▶ _Goal of the exercise_
Reproduce every entry exactly as shown.

[Saved entries]
__________________________________________________
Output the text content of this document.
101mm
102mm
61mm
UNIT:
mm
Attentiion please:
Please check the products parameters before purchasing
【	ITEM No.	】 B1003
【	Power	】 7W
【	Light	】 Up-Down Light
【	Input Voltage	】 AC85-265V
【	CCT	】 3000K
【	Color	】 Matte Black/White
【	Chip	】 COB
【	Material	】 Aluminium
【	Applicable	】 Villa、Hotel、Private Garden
__________________________________________________
▶ _Worked answer_
Output the text content of this document.
101mm
102mm
61mm
UNIT:
mm
Attentiion please:
Please check the products parameters before purchasing
【	ITEM No.	】 B1003
【	Power	】 7W
【	Light	】 Up-Down Light
【	Input Voltage	】 AC85-265V
【	CCT	】 3000K
【	Color	】 Matte Black/White
【	Chip	】 COB
【	Material	】 Aluminium
【	Applicable	】 Villa、Hotel、Private Garden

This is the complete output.